> _Dataset records_
________________________
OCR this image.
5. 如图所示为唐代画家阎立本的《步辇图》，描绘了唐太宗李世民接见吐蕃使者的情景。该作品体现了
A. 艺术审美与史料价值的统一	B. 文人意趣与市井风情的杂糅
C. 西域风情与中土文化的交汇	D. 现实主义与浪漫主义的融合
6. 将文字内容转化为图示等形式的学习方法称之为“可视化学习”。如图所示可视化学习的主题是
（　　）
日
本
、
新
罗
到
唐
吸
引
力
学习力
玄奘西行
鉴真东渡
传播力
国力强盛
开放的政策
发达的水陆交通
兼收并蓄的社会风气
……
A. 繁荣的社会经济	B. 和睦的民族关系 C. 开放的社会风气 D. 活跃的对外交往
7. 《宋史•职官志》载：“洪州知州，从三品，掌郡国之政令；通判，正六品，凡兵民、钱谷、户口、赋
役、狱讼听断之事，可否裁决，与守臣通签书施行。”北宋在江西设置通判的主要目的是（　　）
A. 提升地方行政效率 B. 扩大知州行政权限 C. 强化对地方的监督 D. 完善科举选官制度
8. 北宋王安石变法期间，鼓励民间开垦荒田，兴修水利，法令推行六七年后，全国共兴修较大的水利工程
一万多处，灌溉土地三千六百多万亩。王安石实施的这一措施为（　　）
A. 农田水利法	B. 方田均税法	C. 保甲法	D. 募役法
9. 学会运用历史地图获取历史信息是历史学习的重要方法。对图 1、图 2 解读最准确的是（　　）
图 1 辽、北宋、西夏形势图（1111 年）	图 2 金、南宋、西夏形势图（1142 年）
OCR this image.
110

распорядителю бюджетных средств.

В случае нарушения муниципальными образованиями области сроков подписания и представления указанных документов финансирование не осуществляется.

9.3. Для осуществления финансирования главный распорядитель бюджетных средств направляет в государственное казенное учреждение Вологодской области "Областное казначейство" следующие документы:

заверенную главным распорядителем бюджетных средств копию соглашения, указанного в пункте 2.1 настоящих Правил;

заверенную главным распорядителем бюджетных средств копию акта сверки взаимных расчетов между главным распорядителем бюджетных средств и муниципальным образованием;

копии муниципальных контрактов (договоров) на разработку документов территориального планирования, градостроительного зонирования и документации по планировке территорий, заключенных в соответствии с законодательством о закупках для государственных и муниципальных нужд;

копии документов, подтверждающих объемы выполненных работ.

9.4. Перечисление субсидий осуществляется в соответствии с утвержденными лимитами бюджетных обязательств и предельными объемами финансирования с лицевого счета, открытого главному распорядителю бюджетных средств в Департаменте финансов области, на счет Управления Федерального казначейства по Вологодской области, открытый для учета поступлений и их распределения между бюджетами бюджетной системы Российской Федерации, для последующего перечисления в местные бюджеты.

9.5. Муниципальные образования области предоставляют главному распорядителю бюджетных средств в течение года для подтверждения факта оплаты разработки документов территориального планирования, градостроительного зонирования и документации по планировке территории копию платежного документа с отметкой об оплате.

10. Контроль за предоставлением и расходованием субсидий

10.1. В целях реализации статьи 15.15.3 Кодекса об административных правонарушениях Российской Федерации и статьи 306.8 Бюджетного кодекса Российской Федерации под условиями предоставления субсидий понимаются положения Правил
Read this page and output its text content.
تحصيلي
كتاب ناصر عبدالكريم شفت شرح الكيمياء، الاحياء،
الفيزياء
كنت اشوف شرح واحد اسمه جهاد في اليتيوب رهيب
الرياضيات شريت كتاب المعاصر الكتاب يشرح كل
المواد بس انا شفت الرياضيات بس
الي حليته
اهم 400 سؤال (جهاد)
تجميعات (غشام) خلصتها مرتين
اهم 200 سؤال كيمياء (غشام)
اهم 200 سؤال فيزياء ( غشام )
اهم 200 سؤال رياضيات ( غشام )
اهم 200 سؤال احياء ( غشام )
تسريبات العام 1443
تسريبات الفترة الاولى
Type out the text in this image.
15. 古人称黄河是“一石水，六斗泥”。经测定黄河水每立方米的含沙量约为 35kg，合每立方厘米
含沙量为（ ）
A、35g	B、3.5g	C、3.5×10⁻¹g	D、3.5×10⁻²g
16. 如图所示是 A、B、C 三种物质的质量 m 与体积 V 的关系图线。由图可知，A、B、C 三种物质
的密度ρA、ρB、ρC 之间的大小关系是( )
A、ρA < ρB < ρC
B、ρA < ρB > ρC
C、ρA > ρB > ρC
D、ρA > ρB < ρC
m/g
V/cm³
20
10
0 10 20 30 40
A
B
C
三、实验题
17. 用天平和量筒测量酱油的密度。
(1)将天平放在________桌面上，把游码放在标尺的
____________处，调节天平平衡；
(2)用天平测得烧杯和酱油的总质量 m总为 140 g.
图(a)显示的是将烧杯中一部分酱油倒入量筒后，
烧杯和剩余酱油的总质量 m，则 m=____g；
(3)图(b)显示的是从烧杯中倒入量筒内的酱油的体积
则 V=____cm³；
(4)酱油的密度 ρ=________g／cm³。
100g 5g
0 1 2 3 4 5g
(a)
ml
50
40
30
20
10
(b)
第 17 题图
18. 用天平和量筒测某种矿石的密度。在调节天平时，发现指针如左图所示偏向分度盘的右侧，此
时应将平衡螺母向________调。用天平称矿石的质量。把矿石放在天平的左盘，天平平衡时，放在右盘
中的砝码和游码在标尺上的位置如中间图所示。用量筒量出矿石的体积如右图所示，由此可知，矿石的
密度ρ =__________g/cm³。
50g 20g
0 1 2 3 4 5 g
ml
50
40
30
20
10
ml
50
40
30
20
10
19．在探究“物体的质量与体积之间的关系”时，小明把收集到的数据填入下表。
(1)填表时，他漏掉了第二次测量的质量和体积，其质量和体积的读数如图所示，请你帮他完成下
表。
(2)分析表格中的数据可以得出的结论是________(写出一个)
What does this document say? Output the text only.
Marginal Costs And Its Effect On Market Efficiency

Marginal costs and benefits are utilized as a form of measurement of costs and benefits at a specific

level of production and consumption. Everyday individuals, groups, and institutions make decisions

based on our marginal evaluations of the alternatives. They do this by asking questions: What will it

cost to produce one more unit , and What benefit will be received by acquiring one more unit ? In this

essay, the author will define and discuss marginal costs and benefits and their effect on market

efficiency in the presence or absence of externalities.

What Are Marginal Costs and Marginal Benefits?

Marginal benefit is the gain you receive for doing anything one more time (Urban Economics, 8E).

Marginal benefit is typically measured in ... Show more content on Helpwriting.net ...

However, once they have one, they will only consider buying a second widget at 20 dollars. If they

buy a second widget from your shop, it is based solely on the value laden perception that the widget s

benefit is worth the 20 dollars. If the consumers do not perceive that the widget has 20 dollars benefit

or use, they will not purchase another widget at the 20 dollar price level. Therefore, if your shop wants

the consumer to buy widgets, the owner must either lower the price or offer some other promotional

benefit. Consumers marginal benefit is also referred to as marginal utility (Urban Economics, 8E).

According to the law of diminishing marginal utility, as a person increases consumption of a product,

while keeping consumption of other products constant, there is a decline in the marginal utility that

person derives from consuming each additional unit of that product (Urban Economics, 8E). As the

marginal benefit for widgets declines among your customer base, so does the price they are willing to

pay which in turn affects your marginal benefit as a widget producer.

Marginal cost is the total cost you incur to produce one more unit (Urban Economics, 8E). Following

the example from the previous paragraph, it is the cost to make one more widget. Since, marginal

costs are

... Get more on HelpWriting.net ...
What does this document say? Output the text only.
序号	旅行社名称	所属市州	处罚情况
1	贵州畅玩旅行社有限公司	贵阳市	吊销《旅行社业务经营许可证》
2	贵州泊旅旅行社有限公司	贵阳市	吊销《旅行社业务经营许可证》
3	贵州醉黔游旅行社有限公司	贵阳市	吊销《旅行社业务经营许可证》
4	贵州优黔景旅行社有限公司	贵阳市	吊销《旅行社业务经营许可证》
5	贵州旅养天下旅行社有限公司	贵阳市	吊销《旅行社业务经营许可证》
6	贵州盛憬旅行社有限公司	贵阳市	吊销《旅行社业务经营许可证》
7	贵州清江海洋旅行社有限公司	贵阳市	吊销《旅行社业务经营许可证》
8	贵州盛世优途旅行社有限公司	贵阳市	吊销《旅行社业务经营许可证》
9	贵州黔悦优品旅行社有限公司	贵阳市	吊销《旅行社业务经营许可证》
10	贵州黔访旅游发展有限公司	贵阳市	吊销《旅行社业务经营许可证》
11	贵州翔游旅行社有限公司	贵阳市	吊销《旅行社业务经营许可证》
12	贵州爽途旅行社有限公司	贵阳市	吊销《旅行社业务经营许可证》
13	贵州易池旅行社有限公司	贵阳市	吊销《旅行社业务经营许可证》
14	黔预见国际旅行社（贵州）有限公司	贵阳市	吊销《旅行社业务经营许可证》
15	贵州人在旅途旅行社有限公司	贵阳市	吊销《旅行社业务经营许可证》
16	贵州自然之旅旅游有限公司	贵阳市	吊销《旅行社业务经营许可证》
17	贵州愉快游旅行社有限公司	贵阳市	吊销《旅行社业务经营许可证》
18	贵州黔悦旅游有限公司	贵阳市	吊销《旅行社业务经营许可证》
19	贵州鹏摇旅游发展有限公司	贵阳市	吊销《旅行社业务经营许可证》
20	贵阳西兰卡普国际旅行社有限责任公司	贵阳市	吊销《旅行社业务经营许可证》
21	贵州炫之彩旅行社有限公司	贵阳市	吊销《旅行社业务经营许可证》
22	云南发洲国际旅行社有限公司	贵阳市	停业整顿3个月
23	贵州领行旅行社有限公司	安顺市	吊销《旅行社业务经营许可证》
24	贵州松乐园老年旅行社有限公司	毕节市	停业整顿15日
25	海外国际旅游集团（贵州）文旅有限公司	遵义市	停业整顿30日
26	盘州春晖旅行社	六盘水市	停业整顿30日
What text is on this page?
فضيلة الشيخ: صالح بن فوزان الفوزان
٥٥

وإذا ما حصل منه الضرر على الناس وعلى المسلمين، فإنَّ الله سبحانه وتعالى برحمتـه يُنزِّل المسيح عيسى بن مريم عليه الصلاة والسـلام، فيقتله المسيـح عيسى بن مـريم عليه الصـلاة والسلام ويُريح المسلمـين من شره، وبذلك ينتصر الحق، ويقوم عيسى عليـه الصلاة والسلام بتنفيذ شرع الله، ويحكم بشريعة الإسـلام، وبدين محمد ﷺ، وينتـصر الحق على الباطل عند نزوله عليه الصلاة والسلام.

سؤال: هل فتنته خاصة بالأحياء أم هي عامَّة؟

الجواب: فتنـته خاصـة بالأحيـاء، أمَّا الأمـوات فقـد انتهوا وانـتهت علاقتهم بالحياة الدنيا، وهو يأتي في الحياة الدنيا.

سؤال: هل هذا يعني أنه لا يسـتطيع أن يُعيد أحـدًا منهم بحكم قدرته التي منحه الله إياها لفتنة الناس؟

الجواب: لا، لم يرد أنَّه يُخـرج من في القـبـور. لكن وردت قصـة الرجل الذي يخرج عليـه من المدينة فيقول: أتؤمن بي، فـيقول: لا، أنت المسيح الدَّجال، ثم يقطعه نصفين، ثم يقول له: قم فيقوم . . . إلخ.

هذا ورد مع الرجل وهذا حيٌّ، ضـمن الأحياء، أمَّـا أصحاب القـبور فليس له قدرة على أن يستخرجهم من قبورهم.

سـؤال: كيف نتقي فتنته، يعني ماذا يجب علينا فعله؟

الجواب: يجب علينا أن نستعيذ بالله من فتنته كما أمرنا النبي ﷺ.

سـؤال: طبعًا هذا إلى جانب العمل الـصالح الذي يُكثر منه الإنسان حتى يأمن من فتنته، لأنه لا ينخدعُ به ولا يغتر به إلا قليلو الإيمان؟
________________________
> _Goal_
Above is a listing; report how many of its lines include the word "الجواب", giving the number only.

> _Result of this task_
3